**The records**
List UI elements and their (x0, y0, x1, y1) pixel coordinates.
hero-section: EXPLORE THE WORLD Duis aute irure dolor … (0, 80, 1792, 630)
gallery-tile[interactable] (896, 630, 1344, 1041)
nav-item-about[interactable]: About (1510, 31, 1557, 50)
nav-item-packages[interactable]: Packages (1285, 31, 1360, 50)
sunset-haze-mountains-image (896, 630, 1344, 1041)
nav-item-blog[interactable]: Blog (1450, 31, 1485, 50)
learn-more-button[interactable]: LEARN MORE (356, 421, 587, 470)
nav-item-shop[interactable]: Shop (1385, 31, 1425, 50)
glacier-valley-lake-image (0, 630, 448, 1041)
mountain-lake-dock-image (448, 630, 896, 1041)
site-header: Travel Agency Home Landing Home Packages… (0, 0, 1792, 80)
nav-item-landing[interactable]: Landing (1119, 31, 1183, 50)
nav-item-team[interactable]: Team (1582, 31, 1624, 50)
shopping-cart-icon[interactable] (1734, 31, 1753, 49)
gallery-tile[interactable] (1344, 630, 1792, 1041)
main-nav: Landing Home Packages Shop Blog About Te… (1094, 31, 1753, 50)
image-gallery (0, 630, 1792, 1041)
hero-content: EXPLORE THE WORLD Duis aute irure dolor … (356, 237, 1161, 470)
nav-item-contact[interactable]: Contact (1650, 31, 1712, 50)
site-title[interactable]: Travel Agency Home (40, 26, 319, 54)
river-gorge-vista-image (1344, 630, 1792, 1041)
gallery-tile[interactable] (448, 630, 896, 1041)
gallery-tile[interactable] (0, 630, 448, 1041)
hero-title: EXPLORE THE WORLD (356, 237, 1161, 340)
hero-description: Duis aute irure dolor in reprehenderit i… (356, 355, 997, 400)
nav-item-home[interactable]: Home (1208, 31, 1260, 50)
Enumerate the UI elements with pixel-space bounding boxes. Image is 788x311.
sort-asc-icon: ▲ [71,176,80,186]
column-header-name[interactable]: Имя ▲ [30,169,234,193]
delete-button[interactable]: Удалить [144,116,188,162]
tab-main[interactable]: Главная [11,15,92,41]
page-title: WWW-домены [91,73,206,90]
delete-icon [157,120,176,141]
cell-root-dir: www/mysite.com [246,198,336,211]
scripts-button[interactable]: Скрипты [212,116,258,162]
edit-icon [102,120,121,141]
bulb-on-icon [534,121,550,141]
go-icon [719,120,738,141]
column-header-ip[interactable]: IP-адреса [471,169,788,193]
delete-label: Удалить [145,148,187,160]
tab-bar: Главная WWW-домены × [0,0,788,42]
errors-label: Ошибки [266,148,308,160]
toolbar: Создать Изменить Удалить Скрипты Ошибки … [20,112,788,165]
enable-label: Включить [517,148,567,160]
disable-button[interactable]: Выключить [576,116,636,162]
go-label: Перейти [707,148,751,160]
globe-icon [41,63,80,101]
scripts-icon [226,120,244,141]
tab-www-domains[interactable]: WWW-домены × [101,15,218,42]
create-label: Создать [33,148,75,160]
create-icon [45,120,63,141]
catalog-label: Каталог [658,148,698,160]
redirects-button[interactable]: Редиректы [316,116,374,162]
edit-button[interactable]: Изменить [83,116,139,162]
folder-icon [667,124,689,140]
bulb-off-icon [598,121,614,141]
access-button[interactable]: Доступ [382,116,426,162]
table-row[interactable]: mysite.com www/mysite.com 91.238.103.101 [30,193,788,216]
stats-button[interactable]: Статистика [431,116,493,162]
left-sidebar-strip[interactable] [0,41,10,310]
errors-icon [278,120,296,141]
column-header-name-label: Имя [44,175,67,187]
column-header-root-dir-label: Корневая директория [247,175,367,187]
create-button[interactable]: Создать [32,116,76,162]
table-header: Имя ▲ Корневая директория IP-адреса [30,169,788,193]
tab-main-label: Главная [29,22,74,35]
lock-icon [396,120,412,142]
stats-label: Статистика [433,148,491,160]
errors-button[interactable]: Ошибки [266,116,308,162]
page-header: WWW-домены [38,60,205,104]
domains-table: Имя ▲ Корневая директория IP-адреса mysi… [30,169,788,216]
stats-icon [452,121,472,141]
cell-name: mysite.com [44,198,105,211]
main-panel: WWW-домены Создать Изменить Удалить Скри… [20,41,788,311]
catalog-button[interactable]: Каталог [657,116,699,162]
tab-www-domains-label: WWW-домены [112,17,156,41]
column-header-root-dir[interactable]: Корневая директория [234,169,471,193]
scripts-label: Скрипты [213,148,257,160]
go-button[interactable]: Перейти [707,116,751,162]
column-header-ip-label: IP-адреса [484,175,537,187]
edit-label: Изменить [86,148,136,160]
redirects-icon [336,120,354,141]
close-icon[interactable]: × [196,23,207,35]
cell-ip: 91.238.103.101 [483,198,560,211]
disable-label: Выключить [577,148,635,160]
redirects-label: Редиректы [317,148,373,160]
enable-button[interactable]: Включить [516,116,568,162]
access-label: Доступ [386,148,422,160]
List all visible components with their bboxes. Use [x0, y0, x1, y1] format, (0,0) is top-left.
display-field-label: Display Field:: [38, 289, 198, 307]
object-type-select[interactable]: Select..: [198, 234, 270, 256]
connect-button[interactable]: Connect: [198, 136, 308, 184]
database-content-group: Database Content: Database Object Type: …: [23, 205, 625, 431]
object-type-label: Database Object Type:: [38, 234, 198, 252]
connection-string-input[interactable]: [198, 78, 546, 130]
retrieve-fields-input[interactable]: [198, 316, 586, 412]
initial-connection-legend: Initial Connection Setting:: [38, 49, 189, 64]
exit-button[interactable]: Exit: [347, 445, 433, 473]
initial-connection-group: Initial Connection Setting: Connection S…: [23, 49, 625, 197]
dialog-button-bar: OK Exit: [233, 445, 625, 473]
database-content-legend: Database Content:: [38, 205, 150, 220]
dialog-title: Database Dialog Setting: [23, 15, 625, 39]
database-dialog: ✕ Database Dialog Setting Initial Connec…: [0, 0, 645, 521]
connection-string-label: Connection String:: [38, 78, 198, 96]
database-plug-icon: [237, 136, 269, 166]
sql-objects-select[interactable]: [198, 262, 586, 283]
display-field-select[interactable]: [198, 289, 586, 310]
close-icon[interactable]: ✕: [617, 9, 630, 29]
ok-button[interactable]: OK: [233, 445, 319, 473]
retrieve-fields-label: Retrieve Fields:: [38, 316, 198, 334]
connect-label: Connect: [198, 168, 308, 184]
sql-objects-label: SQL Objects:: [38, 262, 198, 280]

**Exercise prompt**
Copy out all the lines above word for word, with nothing left out or changed.

**Task solution**
List UI elements and their (x0, y0, x1, y1) pixel coordinates.
hero-section: EXPLORE THE WORLD Duis aute irure dolor … (0, 80, 1792, 630)
gallery-tile[interactable] (896, 630, 1344, 1041)
nav-item-about[interactable]: About (1510, 31, 1557, 50)
nav-item-packages[interactable]: Packages (1285, 31, 1360, 50)
sunset-haze-mountains-image (896, 630, 1344, 1041)
nav-item-blog[interactable]: Blog (1450, 31, 1485, 50)
learn-more-button[interactable]: LEARN MORE (356, 421, 587, 470)
nav-item-shop[interactable]: Shop (1385, 31, 1425, 50)
glacier-valley-lake-image (0, 630, 448, 1041)
mountain-lake-dock-image (448, 630, 896, 1041)
site-header: Travel Agency Home Landing Home Packages… (0, 0, 1792, 80)
nav-item-landing[interactable]: Landing (1119, 31, 1183, 50)
nav-item-team[interactable]: Team (1582, 31, 1624, 50)
shopping-cart-icon[interactable] (1734, 31, 1753, 49)
gallery-tile[interactable] (1344, 630, 1792, 1041)
main-nav: Landing Home Packages Shop Blog About Te… (1094, 31, 1753, 50)
image-gallery (0, 630, 1792, 1041)
hero-content: EXPLORE THE WORLD Duis aute irure dolor … (356, 237, 1161, 470)
nav-item-contact[interactable]: Contact (1650, 31, 1712, 50)
site-title[interactable]: Travel Agency Home (40, 26, 319, 54)
river-gorge-vista-image (1344, 630, 1792, 1041)
gallery-tile[interactable] (448, 630, 896, 1041)
gallery-tile[interactable] (0, 630, 448, 1041)
hero-title: EXPLORE THE WORLD (356, 237, 1161, 340)
hero-description: Duis aute irure dolor in reprehenderit i… (356, 355, 997, 400)
nav-item-home[interactable]: Home (1208, 31, 1260, 50)
Enumerate the UI elements with pixel-space bounding boxes. Image is 788x311.
sort-asc-icon: ▲ [71,176,80,186]
column-header-name[interactable]: Имя ▲ [30,169,234,193]
delete-button[interactable]: Удалить [144,116,188,162]
tab-main[interactable]: Главная [11,15,92,41]
page-title: WWW-домены [91,73,206,90]
delete-icon [157,120,176,141]
cell-root-dir: www/mysite.com [246,198,336,211]
scripts-button[interactable]: Скрипты [212,116,258,162]
edit-icon [102,120,121,141]
bulb-on-icon [534,121,550,141]
go-icon [719,120,738,141]
column-header-ip[interactable]: IP-адреса [471,169,788,193]
delete-label: Удалить [145,148,187,160]
tab-bar: Главная WWW-домены × [0,0,788,42]
errors-label: Ошибки [266,148,308,160]
toolbar: Создать Изменить Удалить Скрипты Ошибки … [20,112,788,165]
enable-label: Включить [517,148,567,160]
disable-button[interactable]: Выключить [576,116,636,162]
go-label: Перейти [707,148,751,160]
globe-icon [41,63,80,101]
scripts-icon [226,120,244,141]
tab-www-domains[interactable]: WWW-домены × [101,15,218,42]
create-label: Создать [33,148,75,160]
create-icon [45,120,63,141]
catalog-label: Каталог [658,148,698,160]
redirects-button[interactable]: Редиректы [316,116,374,162]
edit-button[interactable]: Изменить [83,116,139,162]
folder-icon [667,124,689,140]
bulb-off-icon [598,121,614,141]
access-button[interactable]: Доступ [382,116,426,162]
table-row[interactable]: mysite.com www/mysite.com 91.238.103.101 [30,193,788,216]
stats-button[interactable]: Статистика [431,116,493,162]
left-sidebar-strip[interactable] [0,41,10,310]
errors-icon [278,120,296,141]
column-header-name-label: Имя [44,175,67,187]
column-header-root-dir-label: Корневая директория [247,175,367,187]
create-button[interactable]: Создать [32,116,76,162]
table-header: Имя ▲ Корневая директория IP-адреса [30,169,788,193]
tab-main-label: Главная [29,22,74,35]
lock-icon [396,120,412,142]
stats-label: Статистика [433,148,491,160]
errors-button[interactable]: Ошибки [266,116,308,162]
page-header: WWW-домены [38,60,205,104]
domains-table: Имя ▲ Корневая директория IP-адреса mysi… [30,169,788,216]
stats-icon [452,121,472,141]
cell-name: mysite.com [44,198,105,211]
main-panel: WWW-домены Создать Изменить Удалить Скри… [20,41,788,311]
catalog-button[interactable]: Каталог [657,116,699,162]
tab-www-domains-label: WWW-домены [112,17,156,41]
column-header-root-dir[interactable]: Корневая директория [234,169,471,193]
scripts-label: Скрипты [213,148,257,160]
go-button[interactable]: Перейти [707,116,751,162]
column-header-ip-label: IP-адреса [484,175,537,187]
edit-label: Изменить [86,148,136,160]
redirects-icon [336,120,354,141]
close-icon[interactable]: × [196,23,207,35]
cell-ip: 91.238.103.101 [483,198,560,211]
disable-label: Выключить [577,148,635,160]
redirects-label: Редиректы [317,148,373,160]
enable-button[interactable]: Включить [516,116,568,162]
access-label: Доступ [386,148,422,160]
List all visible components with their bboxes. Use [x0, y0, x1, y1] format, (0,0) is top-left.
display-field-label: Display Field:: [38, 289, 198, 307]
object-type-select[interactable]: Select..: [198, 234, 270, 256]
connect-button[interactable]: Connect: [198, 136, 308, 184]
database-content-group: Database Content: Database Object Type: …: [23, 205, 625, 431]
object-type-label: Database Object Type:: [38, 234, 198, 252]
connection-string-input[interactable]: [198, 78, 546, 130]
retrieve-fields-input[interactable]: [198, 316, 586, 412]
initial-connection-legend: Initial Connection Setting:: [38, 49, 189, 64]
exit-button[interactable]: Exit: [347, 445, 433, 473]
initial-connection-group: Initial Connection Setting: Connection S…: [23, 49, 625, 197]
dialog-button-bar: OK Exit: [233, 445, 625, 473]
database-content-legend: Database Content:: [38, 205, 150, 220]
dialog-title: Database Dialog Setting: [23, 15, 625, 39]
database-dialog: ✕ Database Dialog Setting Initial Connec…: [0, 0, 645, 521]
connection-string-label: Connection String:: [38, 78, 198, 96]
database-plug-icon: [237, 136, 269, 166]
sql-objects-select[interactable]: [198, 262, 586, 283]
display-field-select[interactable]: [198, 289, 586, 310]
close-icon[interactable]: ✕: [617, 9, 630, 29]
ok-button[interactable]: OK: [233, 445, 319, 473]
retrieve-fields-label: Retrieve Fields:: [38, 316, 198, 334]
connect-label: Connect: [198, 168, 308, 184]
sql-objects-label: SQL Objects:: [38, 262, 198, 280]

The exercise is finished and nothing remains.